§ **WHAT NEEDS TO BE DONE**: Find each line in the following listing that has the string "меньше", then state the count and nothing else.

--- Start RECORDS FOR THIS TASK ---

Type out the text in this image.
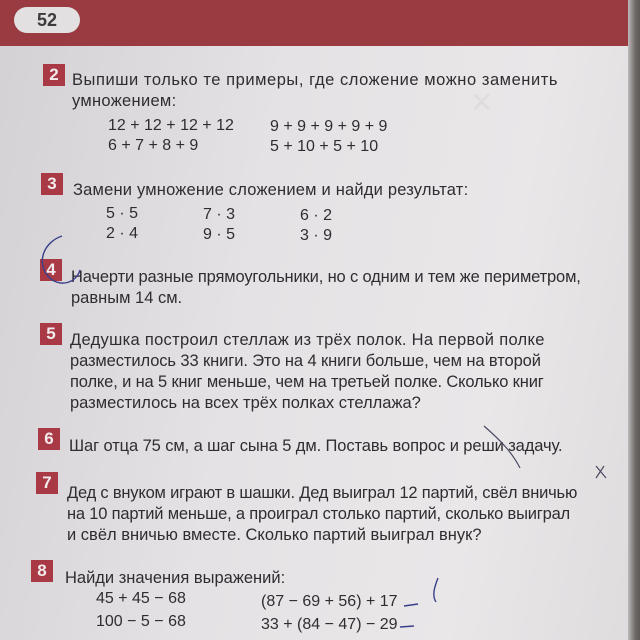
52
✕
2 Выпиши только те примеры, где сложение можно заменить
умножением:
12 + 12 + 12 + 12
6 + 7 + 8 + 9
9 + 9 + 9 + 9 + 9
5 + 10 + 5 + 10
3 Замени умножение сложением и найди результат:
5 · 5
2 · 4
7 · 3
9 · 5
6 · 2
3 · 9
4 Начерти разные прямоугольники, но с одним и тем же периметром,
равным 14 см.
5 Дедушка построил стеллаж из трёх полок. На первой полке
разместилось 33 книги. Это на 4 книги больше, чем на второй
полке, и на 5 книг меньше, чем на третьей полке. Сколько книг
разместилось на всех трёх полках стеллажа?
6 Шаг отца 75 см, а шаг сына 5 дм. Поставь вопрос и реши задачу.
7
Дед с внуком играют в шашки. Дед выиграл 12 партий, свёл вничью
на 10 партий меньше, а проиграл столько партий, сколько выиграл
и свёл вничью вместе. Сколько партий выиграл внук?
8	Найди значения выражений:
45 + 45 − 68
100 − 5 − 68
(87 − 69 + 56) + 17
33 + (84 − 47) − 29
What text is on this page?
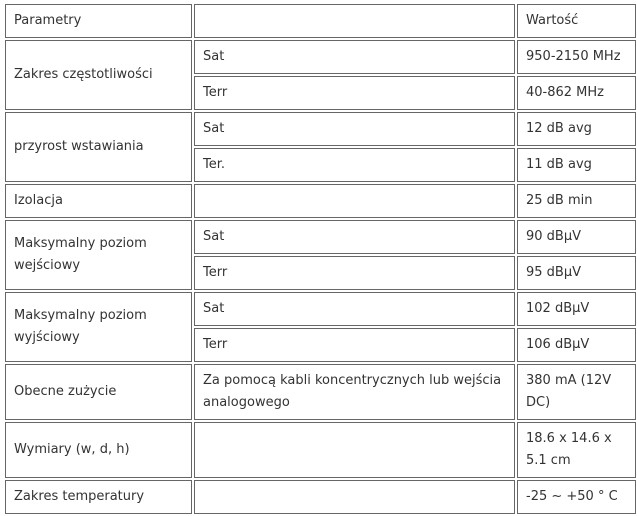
Parametry		Wartość
Zakres częstotliwości	Sat	950-2150 MHz
	Terr	40-862 MHz
przyrost wstawiania	Sat	12 dB avg
	Ter.	11 dB avg
Izolacja		25 dB min
Maksymalny poziom wejściowy	Sat	90 dBµV
	Terr	95 dBµV
Maksymalny poziom wyjściowy	Sat	102 dBµV
	Terr	106 dBµV
Obecne zużycie	Za pomocą kabli koncentrycznych lub wejścia analogowego	380 mA (12V DC)
Wymiary (w, d, h)		18.6 x 14.6 x 5.1 cm
Zakres temperatury		-25 ~ +50 ° C
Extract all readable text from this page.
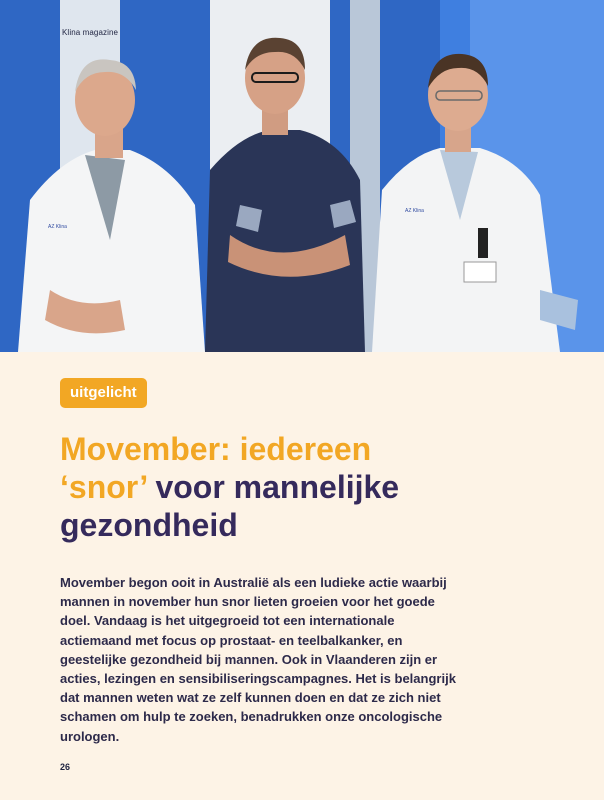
AZ Klina
AZ Klina
Klina magazine
uitgelicht
Movember: iedereen
‘snor’ voor mannelijke
gezondheid

Movember begon ooit in Australië als een ludieke actie waarbij mannen in november hun snor lieten groeien voor het goede doel. Vandaag is het uitgegroeid tot een internationale actiemaand met focus op prostaat- en teelbalkanker, en geestelijke gezondheid bij mannen. Ook in Vlaanderen zijn er acties, lezingen en sensibiliseringscampagnes. Het is belangrijk dat mannen weten wat ze zelf kunnen doen en dat ze zich niet schamen om hulp te zoeken, benadrukken onze oncologische urologen.

26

--- End RECORDS FOR THIS TASK ---

§ **TASK RESPONSE**: 2